RECORDS FOR THE TASK:
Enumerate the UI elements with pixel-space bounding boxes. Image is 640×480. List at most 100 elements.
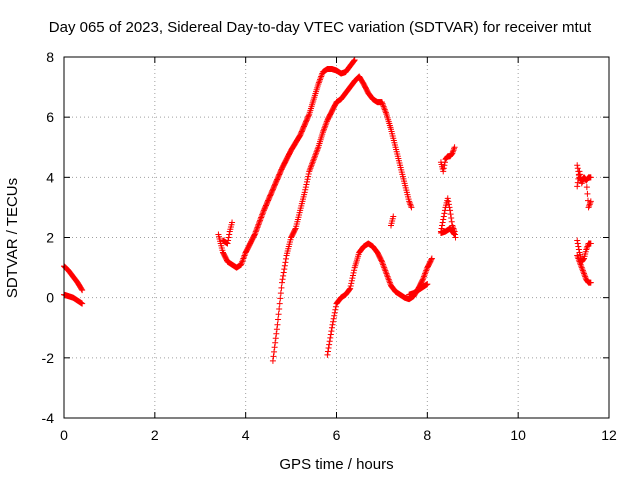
data-point	[330, 315, 337, 322]
data-point	[78, 286, 85, 293]
data-point	[441, 210, 448, 217]
data-point	[252, 230, 259, 237]
data-point	[348, 280, 355, 287]
data-point	[348, 277, 355, 284]
data-point	[325, 345, 332, 352]
data-point	[583, 177, 590, 184]
data-point	[440, 165, 447, 172]
plot-frame	[63, 56, 610, 419]
data-point	[332, 306, 339, 313]
data-point	[257, 215, 264, 222]
data-point	[79, 300, 86, 307]
data-point	[574, 240, 581, 247]
data-points	[61, 57, 594, 364]
data-point	[276, 305, 283, 312]
data-point	[305, 173, 312, 180]
data-point	[281, 266, 288, 273]
data-point	[280, 269, 287, 276]
data-point	[440, 216, 447, 223]
data-point	[229, 219, 236, 226]
y-tick-label: -2	[42, 350, 55, 366]
data-point	[347, 283, 354, 290]
data-point	[346, 286, 353, 293]
data-point	[280, 272, 287, 279]
data-point	[282, 255, 289, 262]
data-point	[270, 353, 277, 360]
data-point	[276, 300, 283, 307]
data-point	[275, 316, 282, 323]
data-point	[584, 190, 591, 197]
data-point	[347, 285, 354, 292]
data-point	[269, 357, 276, 364]
data-point	[575, 246, 582, 253]
data-point	[331, 312, 338, 319]
data-point	[332, 303, 339, 310]
data-point	[259, 210, 266, 217]
data-point	[253, 225, 260, 232]
data-point	[277, 295, 284, 302]
data-point	[408, 204, 415, 211]
data-point	[452, 234, 459, 241]
data-point	[587, 240, 594, 247]
data-point	[407, 201, 414, 208]
data-point	[273, 330, 280, 337]
tick-labels: 0 2 4 6 8 10 12 -4 -2 0 2 4 6 8	[42, 49, 617, 443]
data-point	[304, 176, 311, 183]
data-point	[419, 277, 426, 284]
data-point	[225, 237, 232, 244]
data-point	[575, 243, 582, 250]
data-point	[574, 162, 581, 169]
data-point	[302, 184, 309, 191]
data-point	[278, 284, 285, 291]
data-point	[274, 321, 281, 328]
data-point	[580, 256, 587, 263]
data-point	[439, 219, 446, 226]
data-point	[303, 178, 310, 185]
data-point	[252, 228, 259, 235]
data-point	[329, 321, 336, 328]
data-point	[351, 267, 358, 274]
data-point	[582, 176, 589, 183]
data-point	[445, 201, 452, 208]
data-point	[326, 341, 333, 348]
y-tick-label: 0	[46, 290, 54, 306]
data-point	[441, 207, 448, 214]
data-point	[253, 227, 260, 234]
data-point	[305, 112, 312, 119]
y-tick-label: 4	[46, 169, 54, 185]
data-point	[256, 218, 263, 225]
data-point	[444, 195, 451, 202]
data-point	[574, 179, 581, 186]
data-point	[251, 231, 258, 238]
data-point	[292, 226, 299, 233]
data-point	[326, 338, 333, 345]
data-point	[577, 171, 584, 178]
data-point	[301, 189, 308, 196]
data-point	[328, 328, 335, 335]
chart-title: Day 065 of 2023, Sidereal Day-to-day VTE…	[48, 19, 592, 36]
data-point	[390, 213, 397, 220]
data-point	[350, 269, 357, 276]
data-point	[273, 326, 280, 333]
x-tick-label: 0	[60, 427, 68, 443]
data-point	[79, 287, 86, 294]
data-point	[447, 207, 454, 214]
data-point	[378, 257, 385, 264]
data-point	[428, 256, 435, 263]
data-point	[281, 262, 288, 269]
data-point	[574, 165, 581, 172]
x-tick-label: 6	[333, 427, 341, 443]
data-point	[279, 276, 286, 283]
data-point	[574, 237, 581, 244]
data-point	[272, 335, 279, 342]
data-point	[279, 279, 285, 286]
x-axis-label: GPS time / hours	[279, 456, 394, 473]
data-point	[305, 170, 312, 177]
data-point	[576, 168, 583, 175]
data-point	[587, 198, 594, 205]
x-tick-label: 2	[151, 427, 159, 443]
data-point	[439, 222, 446, 229]
data-point	[277, 290, 284, 297]
data-point	[440, 213, 447, 220]
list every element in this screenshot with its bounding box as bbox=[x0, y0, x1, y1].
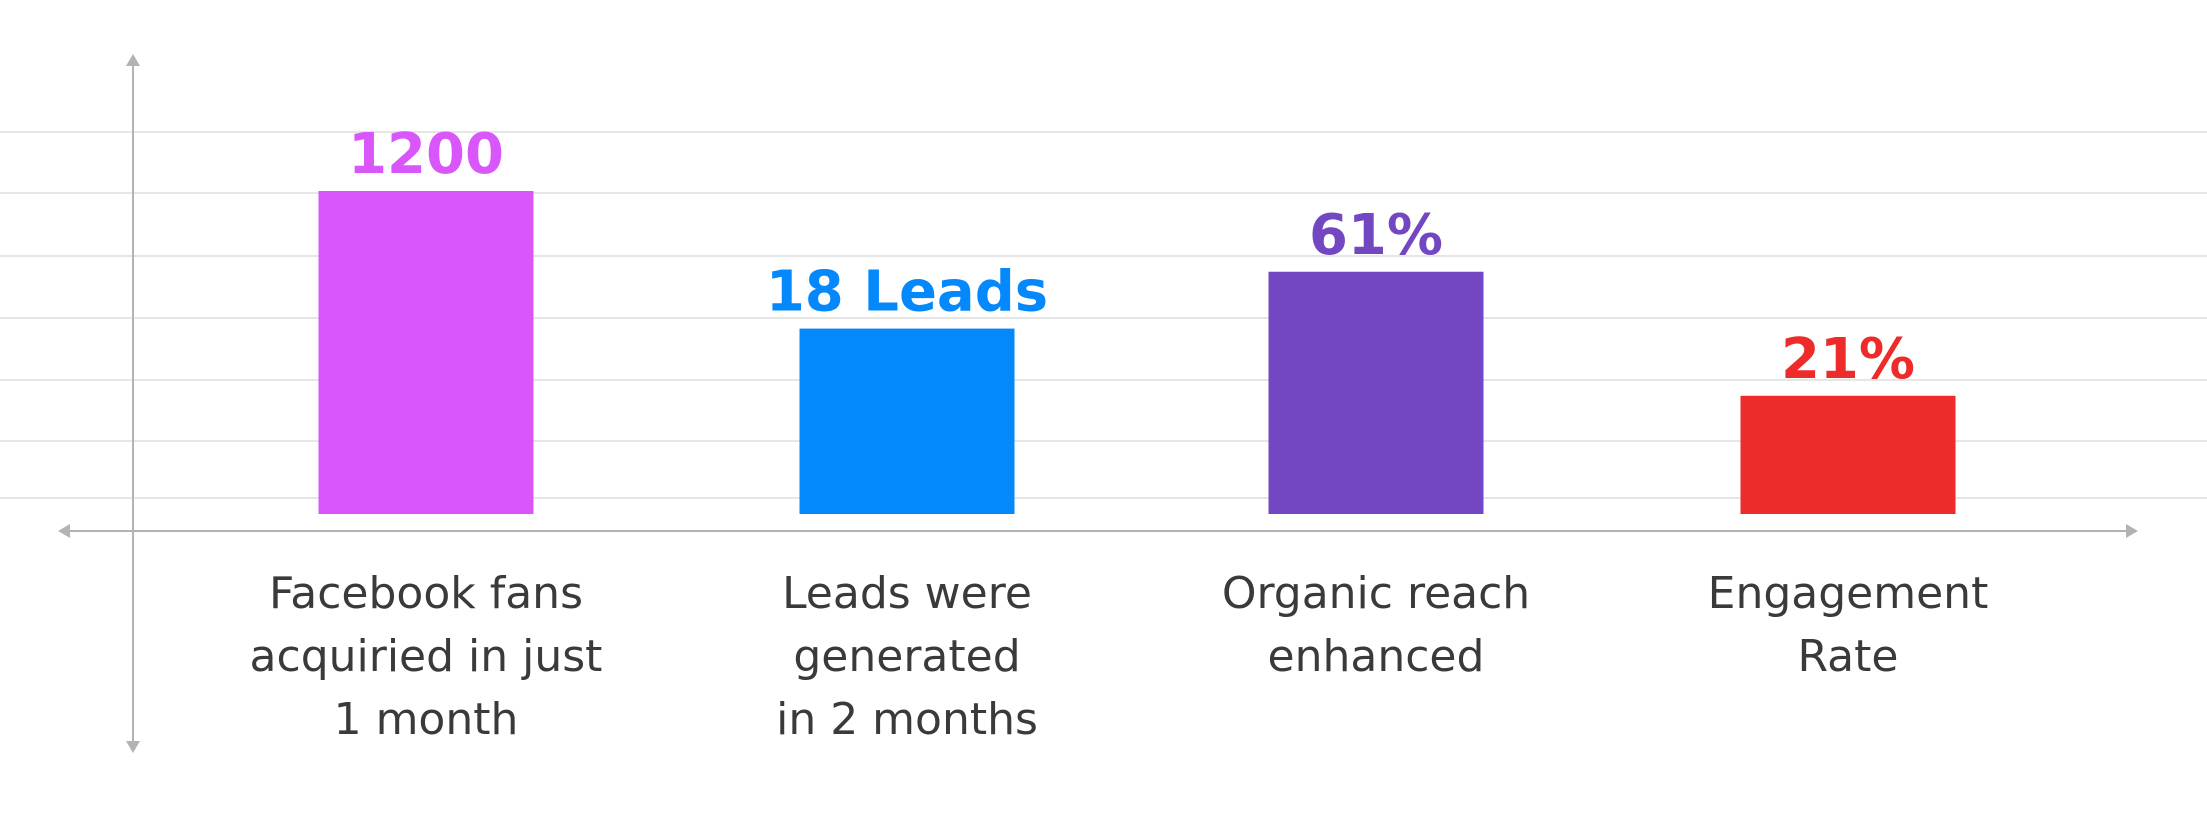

WHAT IS REQUIRED: Reproduce every entry above word for word, leaving out the pictures.

RIGHT ANSWER:
Enumerate the UI elements with pixel-space bounding boxes. Image is 640×480. List at most 100 elements.
data-point	[330, 315, 337, 322]
data-point	[78, 286, 85, 293]
data-point	[441, 210, 448, 217]
data-point	[252, 230, 259, 237]
data-point	[348, 280, 355, 287]
data-point	[348, 277, 355, 284]
data-point	[325, 345, 332, 352]
data-point	[583, 177, 590, 184]
data-point	[440, 165, 447, 172]
plot-frame	[63, 56, 610, 419]
data-point	[332, 306, 339, 313]
data-point	[257, 215, 264, 222]
data-point	[79, 300, 86, 307]
data-point	[574, 240, 581, 247]
data-points	[61, 57, 594, 364]
data-point	[276, 305, 283, 312]
data-point	[305, 173, 312, 180]
data-point	[281, 266, 288, 273]
data-point	[280, 269, 287, 276]
data-point	[440, 216, 447, 223]
data-point	[229, 219, 236, 226]
y-tick-label: -2	[42, 350, 55, 366]
data-point	[347, 283, 354, 290]
data-point	[346, 286, 353, 293]
data-point	[280, 272, 287, 279]
data-point	[282, 255, 289, 262]
data-point	[270, 353, 277, 360]
data-point	[276, 300, 283, 307]
data-point	[275, 316, 282, 323]
data-point	[584, 190, 591, 197]
data-point	[347, 285, 354, 292]
data-point	[269, 357, 276, 364]
data-point	[575, 246, 582, 253]
data-point	[331, 312, 338, 319]
data-point	[332, 303, 339, 310]
data-point	[259, 210, 266, 217]
data-point	[253, 225, 260, 232]
data-point	[277, 295, 284, 302]
data-point	[408, 204, 415, 211]
data-point	[452, 234, 459, 241]
data-point	[587, 240, 594, 247]
data-point	[407, 201, 414, 208]
data-point	[273, 330, 280, 337]
tick-labels: 0 2 4 6 8 10 12 -4 -2 0 2 4 6 8	[42, 49, 617, 443]
data-point	[304, 176, 311, 183]
data-point	[419, 277, 426, 284]
data-point	[225, 237, 232, 244]
data-point	[575, 243, 582, 250]
data-point	[574, 162, 581, 169]
data-point	[302, 184, 309, 191]
data-point	[278, 284, 285, 291]
data-point	[274, 321, 281, 328]
data-point	[580, 256, 587, 263]
data-point	[439, 219, 446, 226]
data-point	[303, 178, 310, 185]
data-point	[252, 228, 259, 235]
data-point	[329, 321, 336, 328]
data-point	[351, 267, 358, 274]
data-point	[582, 176, 589, 183]
data-point	[445, 201, 452, 208]
data-point	[326, 341, 333, 348]
y-tick-label: 0	[46, 290, 54, 306]
data-point	[441, 207, 448, 214]
data-point	[253, 227, 260, 234]
data-point	[305, 112, 312, 119]
y-tick-label: 4	[46, 169, 54, 185]
data-point	[256, 218, 263, 225]
data-point	[444, 195, 451, 202]
data-point	[574, 179, 581, 186]
data-point	[251, 231, 258, 238]
data-point	[292, 226, 299, 233]
data-point	[326, 338, 333, 345]
data-point	[577, 171, 584, 178]
data-point	[301, 189, 308, 196]
data-point	[328, 328, 335, 335]
chart-title: Day 065 of 2023, Sidereal Day-to-day VTE…	[48, 19, 592, 36]
data-point	[390, 213, 397, 220]
data-point	[350, 269, 357, 276]
data-point	[273, 326, 280, 333]
x-tick-label: 0	[60, 427, 68, 443]
data-point	[79, 287, 86, 294]
data-point	[447, 207, 454, 214]
data-point	[378, 257, 385, 264]
data-point	[428, 256, 435, 263]
data-point	[281, 262, 288, 269]
data-point	[574, 165, 581, 172]
x-tick-label: 6	[333, 427, 341, 443]
data-point	[279, 276, 286, 283]
data-point	[574, 237, 581, 244]
data-point	[272, 335, 279, 342]
data-point	[279, 279, 285, 286]
x-axis-label: GPS time / hours	[279, 456, 394, 473]
data-point	[305, 170, 312, 177]
data-point	[576, 168, 583, 175]
data-point	[587, 198, 594, 205]
x-tick-label: 2	[151, 427, 159, 443]
data-point	[439, 222, 446, 229]
data-point	[277, 290, 284, 297]
data-point	[440, 213, 447, 220]
list every element in this screenshot with its bounding box as bbox=[x0, y0, x1, y1].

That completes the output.